> _Zu erledigen_:
A: Zitiere aus dem Text über die SCB-Finanzen wörtlich die Stelle von "Die Zahlen, die" bis einschließlich "die Zahlen veröffentlicht.".
B: Wie hoch war laut dem Text über die SCB-Finanzen der Verlust der SCB Eishockey AG im letzten Geschäftsjahr?
C: Schreib den Text über die SCB-Finanzen im Anschluss an seinen letzten Satz weiter.

> _Vorliegender Text_:
==*==
Die Zahlen, die Marc Lüthi fürs letzte Geschäftsjahr präsentiert, sind unspektakulär. Die SCB Eishockey AG hat einen Verlust von 241'000 Franken eingefahren. Erst zum vierten Mal in den letzten 23 Jahren hat der SCB rote Zahlen geschrieben. Das Minus ist für den Hockey-Konzern SCB allerdings unerheblich und fiel sogar geringer aus als budgetiert. Weil die SCB Eishockey AG auch Publikumsaktien hält, werden die Zahlen veröffentlicht.
Die interessantesten Zahlen sind allerdings die der SCB Group AG als Besitzerin der SCB Eishockey AG, der SCB Future AG und der Sportgastro AG. Hier ist der Maschinenraum der SCB-Finanzen und weil die SCB Group AG einer kleinen Männerrunde um Marc Lüthi gehört (keine Publikums-Aktien), bleiben diese Zahlen geheim. Neben Marc Lüthi gehören auch Roman Josi und Mark Streit zu den Mitbesitzern. Die beiden Hockey-Stars haben sich mit je einer Million eingekauft. Marc Lüthi bestätigt lediglich, dass auch die SCB Group AG einen kleinen Verlust eingefahren habe. Der Umsatz der gesamten SCB-Gruppe habe noch nicht ganz den Stand vor Corona (rund 60 Millionen) erreicht.
Der SCB steht auf solider finanzieller Basis. Sowohl die SCB Eishockey AG wie auch der gesamte SCB-Konzern. Neues Geld ist nicht erforderlich. Aber eine neue Identität. Also wird an einer Image-Korrektur gefeilt. Dabei macht Marc Lüthi – um die Rückkehr zur Leistungskultur zu betonen – im Rahmen der offiziellen Medienkonferenz eine doch etwas gewagte Aussage: «Der SCB ist ein Arbeiter- und Bauernklub.» Später korrigiert er sich auf «KMU-, Arbeiter- und Bauernklub».
Worin unterscheidet sich der SCB dann noch von den SCL Tigers? «Wir sind grösser und wir haben die meisten Bauern im Stadion.» Was bei der höchsten Zuschauerzahl in Europa durchaus richtig sein kann. Oder kokettiert er mit dem Bauern-Image, weil er – wie die Landwirte – auf Subventionen hofft? «Das wäre in der Tat eine gute Idee.»
==*==
> _Auflistungen der Elementpositionen_:
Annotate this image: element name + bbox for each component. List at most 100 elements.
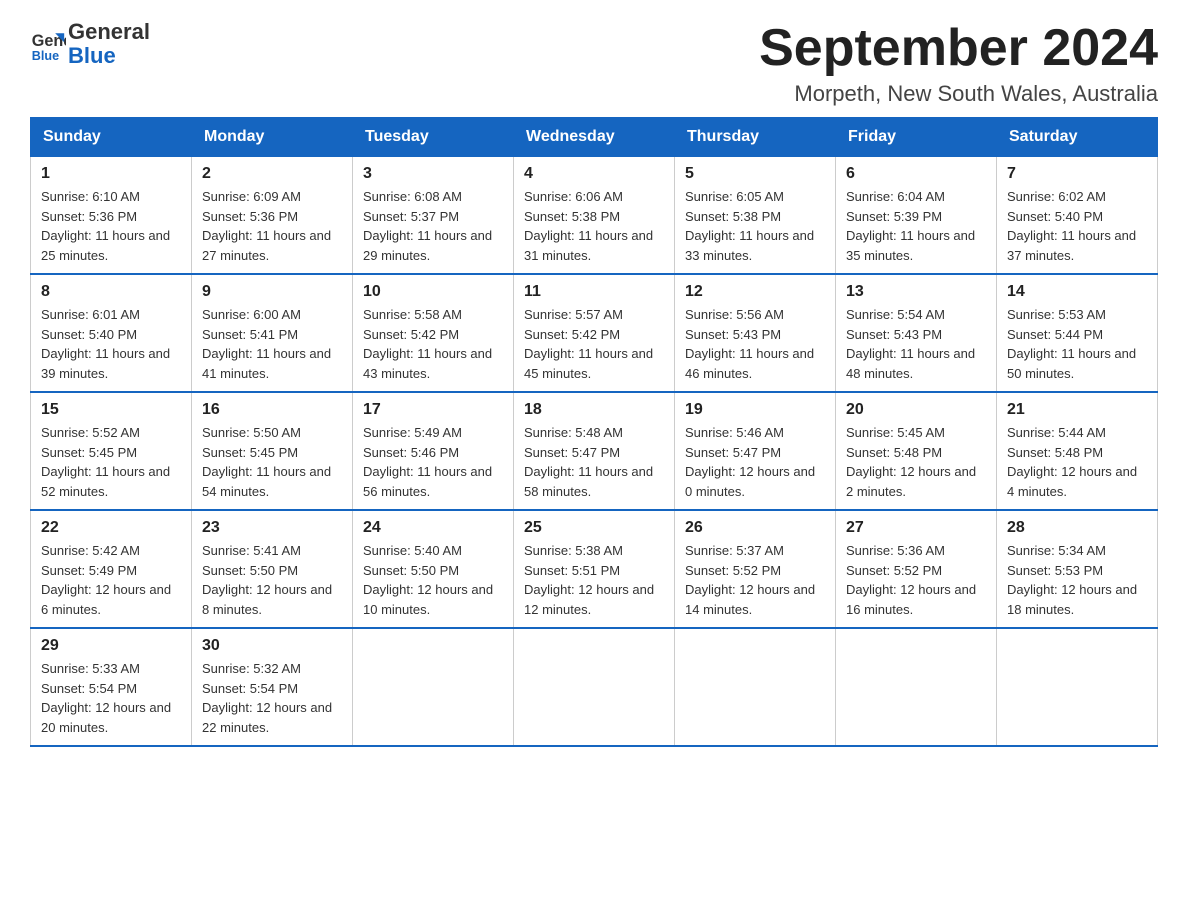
sunset-label: Sunset: 5:53 PM — [1007, 563, 1103, 578]
title-block: September 2024 Morpeth, New South Wales,… — [759, 20, 1158, 107]
daylight-label: Daylight: 11 hours and 31 minutes. — [524, 228, 653, 263]
daylight-label: Daylight: 11 hours and 27 minutes. — [202, 228, 331, 263]
sunrise-label: Sunrise: 6:06 AM — [524, 189, 623, 204]
day-info: Sunrise: 5:42 AM Sunset: 5:49 PM Dayligh… — [41, 541, 181, 619]
header-monday: Monday — [192, 118, 353, 157]
sunrise-label: Sunrise: 5:34 AM — [1007, 543, 1106, 558]
sunrise-label: Sunrise: 5:44 AM — [1007, 425, 1106, 440]
week-row-4: 22 Sunrise: 5:42 AM Sunset: 5:49 PM Dayl… — [31, 510, 1158, 628]
sunrise-label: Sunrise: 6:02 AM — [1007, 189, 1106, 204]
week-row-1: 1 Sunrise: 6:10 AM Sunset: 5:36 PM Dayli… — [31, 157, 1158, 275]
sunrise-label: Sunrise: 6:05 AM — [685, 189, 784, 204]
day-info: Sunrise: 5:58 AM Sunset: 5:42 PM Dayligh… — [363, 305, 503, 383]
header-sunday: Sunday — [31, 118, 192, 157]
sunset-label: Sunset: 5:42 PM — [524, 327, 620, 342]
day-number: 18 — [524, 401, 664, 419]
sunrise-label: Sunrise: 5:52 AM — [41, 425, 140, 440]
day-cell: 4 Sunrise: 6:06 AM Sunset: 5:38 PM Dayli… — [514, 157, 675, 275]
daylight-label: Daylight: 11 hours and 35 minutes. — [846, 228, 975, 263]
location-title: Morpeth, New South Wales, Australia — [759, 81, 1158, 107]
day-number: 19 — [685, 401, 825, 419]
day-number: 15 — [41, 401, 181, 419]
sunrise-label: Sunrise: 5:56 AM — [685, 307, 784, 322]
sunset-label: Sunset: 5:47 PM — [685, 445, 781, 460]
sunrise-label: Sunrise: 5:32 AM — [202, 661, 301, 676]
day-info: Sunrise: 5:36 AM Sunset: 5:52 PM Dayligh… — [846, 541, 986, 619]
daylight-label: Daylight: 12 hours and 6 minutes. — [41, 582, 171, 617]
day-cell — [353, 628, 514, 746]
day-info: Sunrise: 5:54 AM Sunset: 5:43 PM Dayligh… — [846, 305, 986, 383]
day-info: Sunrise: 5:49 AM Sunset: 5:46 PM Dayligh… — [363, 423, 503, 501]
sunset-label: Sunset: 5:37 PM — [363, 209, 459, 224]
day-info: Sunrise: 5:52 AM Sunset: 5:45 PM Dayligh… — [41, 423, 181, 501]
sunset-label: Sunset: 5:42 PM — [363, 327, 459, 342]
day-info: Sunrise: 5:41 AM Sunset: 5:50 PM Dayligh… — [202, 541, 342, 619]
sunset-label: Sunset: 5:41 PM — [202, 327, 298, 342]
day-cell — [675, 628, 836, 746]
sunset-label: Sunset: 5:36 PM — [202, 209, 298, 224]
daylight-label: Daylight: 11 hours and 52 minutes. — [41, 464, 170, 499]
day-info: Sunrise: 6:04 AM Sunset: 5:39 PM Dayligh… — [846, 187, 986, 265]
day-cell: 10 Sunrise: 5:58 AM Sunset: 5:42 PM Dayl… — [353, 274, 514, 392]
day-number: 23 — [202, 519, 342, 537]
month-title: September 2024 — [759, 20, 1158, 77]
day-info: Sunrise: 6:10 AM Sunset: 5:36 PM Dayligh… — [41, 187, 181, 265]
day-info: Sunrise: 6:09 AM Sunset: 5:36 PM Dayligh… — [202, 187, 342, 265]
day-number: 26 — [685, 519, 825, 537]
day-number: 9 — [202, 283, 342, 301]
day-number: 29 — [41, 637, 181, 655]
daylight-label: Daylight: 12 hours and 8 minutes. — [202, 582, 332, 617]
header-row: SundayMondayTuesdayWednesdayThursdayFrid… — [31, 118, 1158, 157]
sunset-label: Sunset: 5:47 PM — [524, 445, 620, 460]
day-cell: 29 Sunrise: 5:33 AM Sunset: 5:54 PM Dayl… — [31, 628, 192, 746]
daylight-label: Daylight: 12 hours and 14 minutes. — [685, 582, 815, 617]
day-cell: 9 Sunrise: 6:00 AM Sunset: 5:41 PM Dayli… — [192, 274, 353, 392]
day-number: 1 — [41, 165, 181, 183]
day-number: 5 — [685, 165, 825, 183]
daylight-label: Daylight: 11 hours and 45 minutes. — [524, 346, 653, 381]
day-info: Sunrise: 6:05 AM Sunset: 5:38 PM Dayligh… — [685, 187, 825, 265]
daylight-label: Daylight: 12 hours and 22 minutes. — [202, 700, 332, 735]
calendar-header: SundayMondayTuesdayWednesdayThursdayFrid… — [31, 118, 1158, 157]
sunrise-label: Sunrise: 5:48 AM — [524, 425, 623, 440]
day-cell — [836, 628, 997, 746]
daylight-label: Daylight: 12 hours and 4 minutes. — [1007, 464, 1137, 499]
daylight-label: Daylight: 11 hours and 29 minutes. — [363, 228, 492, 263]
day-cell: 11 Sunrise: 5:57 AM Sunset: 5:42 PM Dayl… — [514, 274, 675, 392]
day-info: Sunrise: 6:06 AM Sunset: 5:38 PM Dayligh… — [524, 187, 664, 265]
day-number: 20 — [846, 401, 986, 419]
day-cell: 7 Sunrise: 6:02 AM Sunset: 5:40 PM Dayli… — [997, 157, 1158, 275]
day-number: 7 — [1007, 165, 1147, 183]
day-number: 3 — [363, 165, 503, 183]
day-number: 28 — [1007, 519, 1147, 537]
sunrise-label: Sunrise: 5:49 AM — [363, 425, 462, 440]
sunset-label: Sunset: 5:43 PM — [846, 327, 942, 342]
day-info: Sunrise: 5:37 AM Sunset: 5:52 PM Dayligh… — [685, 541, 825, 619]
daylight-label: Daylight: 11 hours and 48 minutes. — [846, 346, 975, 381]
day-cell: 26 Sunrise: 5:37 AM Sunset: 5:52 PM Dayl… — [675, 510, 836, 628]
header-wednesday: Wednesday — [514, 118, 675, 157]
daylight-label: Daylight: 11 hours and 39 minutes. — [41, 346, 170, 381]
sunrise-label: Sunrise: 5:50 AM — [202, 425, 301, 440]
logo-blue: Blue — [68, 44, 150, 68]
sunset-label: Sunset: 5:48 PM — [1007, 445, 1103, 460]
day-number: 17 — [363, 401, 503, 419]
sunrise-label: Sunrise: 5:38 AM — [524, 543, 623, 558]
sunrise-label: Sunrise: 5:58 AM — [363, 307, 462, 322]
day-info: Sunrise: 5:48 AM Sunset: 5:47 PM Dayligh… — [524, 423, 664, 501]
sunrise-label: Sunrise: 6:04 AM — [846, 189, 945, 204]
sunrise-label: Sunrise: 5:46 AM — [685, 425, 784, 440]
sunset-label: Sunset: 5:36 PM — [41, 209, 137, 224]
day-info: Sunrise: 5:34 AM Sunset: 5:53 PM Dayligh… — [1007, 541, 1147, 619]
day-info: Sunrise: 5:38 AM Sunset: 5:51 PM Dayligh… — [524, 541, 664, 619]
daylight-label: Daylight: 11 hours and 43 minutes. — [363, 346, 492, 381]
day-number: 30 — [202, 637, 342, 655]
daylight-label: Daylight: 11 hours and 37 minutes. — [1007, 228, 1136, 263]
sunset-label: Sunset: 5:54 PM — [41, 681, 137, 696]
day-info: Sunrise: 5:45 AM Sunset: 5:48 PM Dayligh… — [846, 423, 986, 501]
header-tuesday: Tuesday — [353, 118, 514, 157]
daylight-label: Daylight: 12 hours and 18 minutes. — [1007, 582, 1137, 617]
day-number: 25 — [524, 519, 664, 537]
sunrise-label: Sunrise: 6:00 AM — [202, 307, 301, 322]
daylight-label: Daylight: 11 hours and 56 minutes. — [363, 464, 492, 499]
==*==
> _Lösungen_:
A:
Die Zahlen, die Marc Lüthi fürs letzte Geschäftsjahr präsentiert, sind unspektakulär. Die SCB Eishockey AG hat einen Verlust von 241'000 Franken eingefahren. Erst zum vierten Mal in den letzten 23 Jahren hat der SCB rote Zahlen geschrieben. Das Minus ist für den Hockey-Konzern SCB allerdings unerheblich und fiel sogar geringer aus als budgetiert. Weil die SCB Eishockey AG auch Publikumsaktien hält, werden die Zahlen veröffentlicht.

B: 241'000 Franken.

C:
Der SCB als Arbeiter- und Bauernklub – funktioniert das? Nein, funktioniert nicht. Es ist ein – hoffentlich – einmaliger verbaler Betriebsunfall von Marc Lüthi. Wenn er es mit dem Bauern-Image ernst meint, müsste er ein klares Zeichen setzen und wenigstens Rolf Gasser in den SCB-Verwaltungsrat holen: Der tüchtige Geschäftsführer des Eidgenössischen Schwingerverbandes ist Urberner, weiss, wie die Bauern ticken, versteht etwas vom Sport-Business und kennt Hockey.
Wenn Marc Lüthi «seinen» SCB (er ist ja Mitbesitzer) als Bauernklub bezeichnet, so zeigt das, wie sehr er unter dem Zerfall der Leistungskultur letzte Saison gelitten hat. Der SCB ist auf dem richtigen Weg. Aber die Bezeichnung «Bauernklub» sollte eine einmalige verbale Kuriosität bleiben. Der SCB ist sicherlich nicht der Landwirtschaftsbetrieb unseres Hockeys. Sondern das Bayern München unseres Hockeys. Es hat schon seinen Grund, warum die SCB-Fans die Langnauer auch als «Gustiputzer» und «die Chäsigen» bezeichnen. Eine Niederlage gegen die SCL Tigers kann sich der SCB als Bauernklub nicht mehr leisten, ohne sich im Bernbiet dem Gespött auszusetzen: Der SCB wäre ja dann nach den Langnauern nur noch die Nummer 2 der bernischen Bauernklubs. Und wie sollen die Langnauer künftig mit dem Volkslied «Es Burebüebli mahn i nit» verhöhnt werden?
Dass der SCB nun auch ein Frauenteam in die Meisterschaft schickt (Ziel ist der Meistertitel), will ja auch nicht recht zu einem «Bauern-Klub-Image» passen. Die Frauen bilden eine eigene Abteilung im SCB und operieren mit einem Budget von rund 200'000 Franken. Weil das SCB-Frauenhockey juristisch eigenständig als Verein organisiert ist, können die Partien der Frauen (Heimspiele Hockey-Tempel) – anders als die Juniorenspiele – mit einem SCB-Abo nicht gratis besucht werden. Pascal Signer präzisiert: «Der Eintritt zu den Spielen der Frauen kostet zwischen fünf und sieben Franken und ein Saisonabi gibt es für 50 Franken.» Ein Saisonabi nur für die Frauen? «Ja, wir haben bereits rund 80 verkauft.» Gecoacht werden die Frauen von Thomas Zwahlen, der sich bei Düdingen während zehn Jahren in der höchsten Amateurliga Kultstatus erarbeitet hat und seit 2021 das nun vom SCB übernommene Frauenteam Bomo Thun führt. Als Sportchef rockt die ewige Legende Köbi Kölliker die Szene.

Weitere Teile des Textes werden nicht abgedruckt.